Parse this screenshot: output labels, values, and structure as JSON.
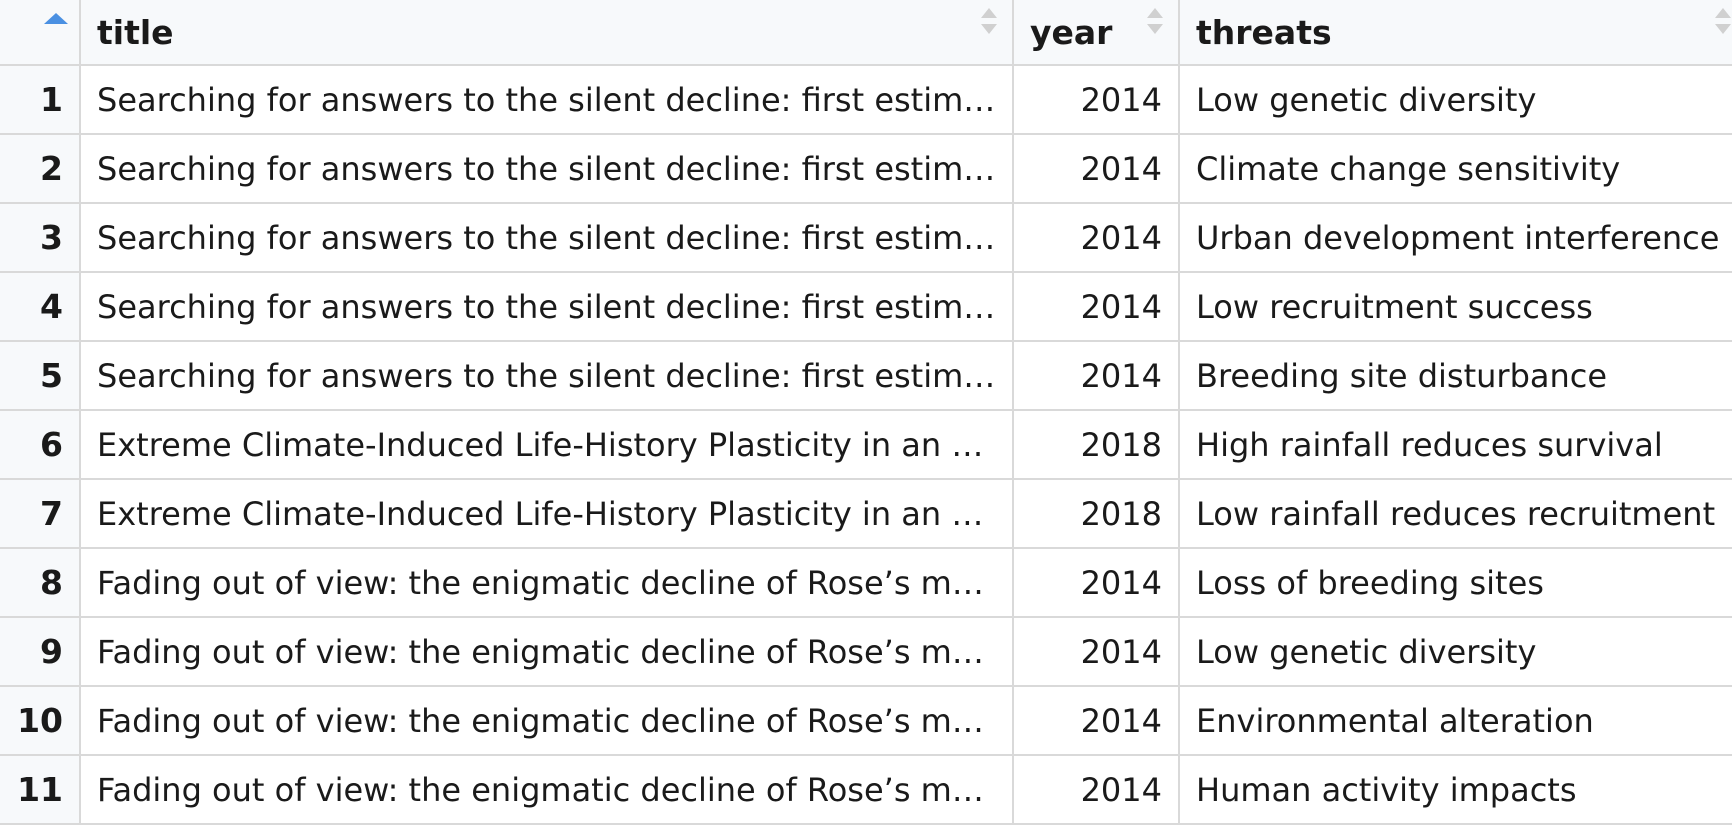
{
  "header": {
    "title_col": "title",
    "year_col": "year",
    "threats_col": "threats"
  },
  "colors": {
    "sort_active": "#4a90e2",
    "sort_inactive": "#d0d0d0",
    "gridline": "#d9d9d9",
    "header_bg": "#f7f9fb"
  },
  "rows": [
    {
      "num": "1",
      "title": "Searching for answers to the silent decline: first estim…",
      "year": "2014",
      "threats": "Low genetic diversity"
    },
    {
      "num": "2",
      "title": "Searching for answers to the silent decline: first estim…",
      "year": "2014",
      "threats": "Climate change sensitivity"
    },
    {
      "num": "3",
      "title": "Searching for answers to the silent decline: first estim…",
      "year": "2014",
      "threats": "Urban development interference"
    },
    {
      "num": "4",
      "title": "Searching for answers to the silent decline: first estim…",
      "year": "2014",
      "threats": "Low recruitment success"
    },
    {
      "num": "5",
      "title": "Searching for answers to the silent decline: first estim…",
      "year": "2014",
      "threats": "Breeding site disturbance"
    },
    {
      "num": "6",
      "title": "Extreme Climate-Induced Life-History Plasticity in an …",
      "year": "2018",
      "threats": "High rainfall reduces survival"
    },
    {
      "num": "7",
      "title": "Extreme Climate-Induced Life-History Plasticity in an …",
      "year": "2018",
      "threats": "Low rainfall reduces recruitment"
    },
    {
      "num": "8",
      "title": "Fading out of view: the enigmatic decline of Rose’s m…",
      "year": "2014",
      "threats": "Loss of breeding sites"
    },
    {
      "num": "9",
      "title": "Fading out of view: the enigmatic decline of Rose’s m…",
      "year": "2014",
      "threats": "Low genetic diversity"
    },
    {
      "num": "10",
      "title": "Fading out of view: the enigmatic decline of Rose’s m…",
      "year": "2014",
      "threats": "Environmental alteration"
    },
    {
      "num": "11",
      "title": "Fading out of view: the enigmatic decline of Rose’s m…",
      "year": "2014",
      "threats": "Human activity impacts"
    }
  ]
}
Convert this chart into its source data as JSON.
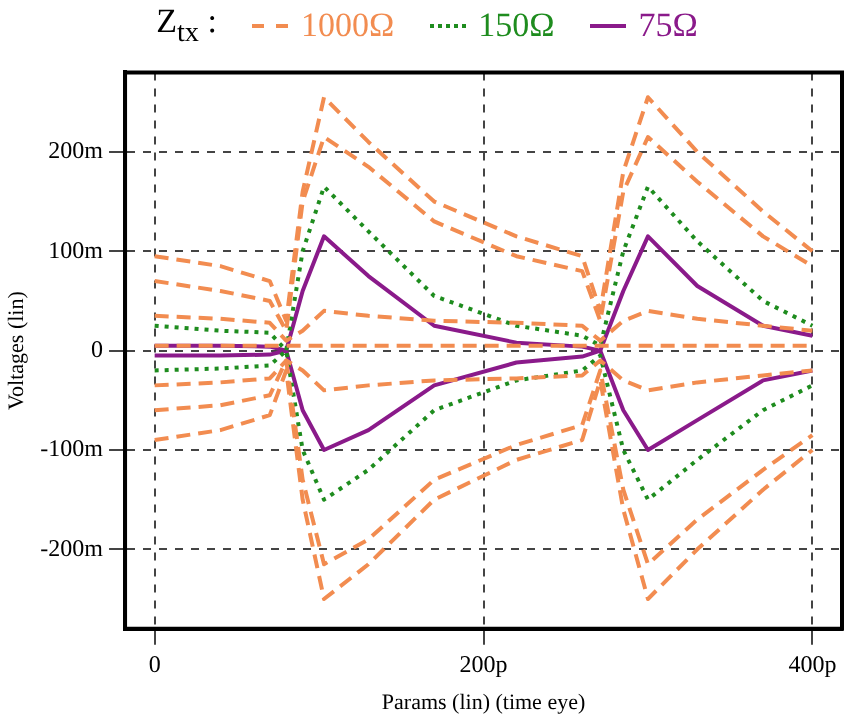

※ ※ ※

Output the data exactly. Pictures don't belong in the result.

Task result:
Parse this screenshot: output labels, values, and structure as JSON.
{
  "header": {
    "title_col": "title",
    "year_col": "year",
    "threats_col": "threats"
  },
  "colors": {
    "sort_active": "#4a90e2",
    "sort_inactive": "#d0d0d0",
    "gridline": "#d9d9d9",
    "header_bg": "#f7f9fb"
  },
  "rows": [
    {
      "num": "1",
      "title": "Searching for answers to the silent decline: first estim…",
      "year": "2014",
      "threats": "Low genetic diversity"
    },
    {
      "num": "2",
      "title": "Searching for answers to the silent decline: first estim…",
      "year": "2014",
      "threats": "Climate change sensitivity"
    },
    {
      "num": "3",
      "title": "Searching for answers to the silent decline: first estim…",
      "year": "2014",
      "threats": "Urban development interference"
    },
    {
      "num": "4",
      "title": "Searching for answers to the silent decline: first estim…",
      "year": "2014",
      "threats": "Low recruitment success"
    },
    {
      "num": "5",
      "title": "Searching for answers to the silent decline: first estim…",
      "year": "2014",
      "threats": "Breeding site disturbance"
    },
    {
      "num": "6",
      "title": "Extreme Climate-Induced Life-History Plasticity in an …",
      "year": "2018",
      "threats": "High rainfall reduces survival"
    },
    {
      "num": "7",
      "title": "Extreme Climate-Induced Life-History Plasticity in an …",
      "year": "2018",
      "threats": "Low rainfall reduces recruitment"
    },
    {
      "num": "8",
      "title": "Fading out of view: the enigmatic decline of Rose’s m…",
      "year": "2014",
      "threats": "Loss of breeding sites"
    },
    {
      "num": "9",
      "title": "Fading out of view: the enigmatic decline of Rose’s m…",
      "year": "2014",
      "threats": "Low genetic diversity"
    },
    {
      "num": "10",
      "title": "Fading out of view: the enigmatic decline of Rose’s m…",
      "year": "2014",
      "threats": "Environmental alteration"
    },
    {
      "num": "11",
      "title": "Fading out of view: the enigmatic decline of Rose’s m…",
      "year": "2014",
      "threats": "Human activity impacts"
    }
  ]
}
Convert this chart into its source data as JSON.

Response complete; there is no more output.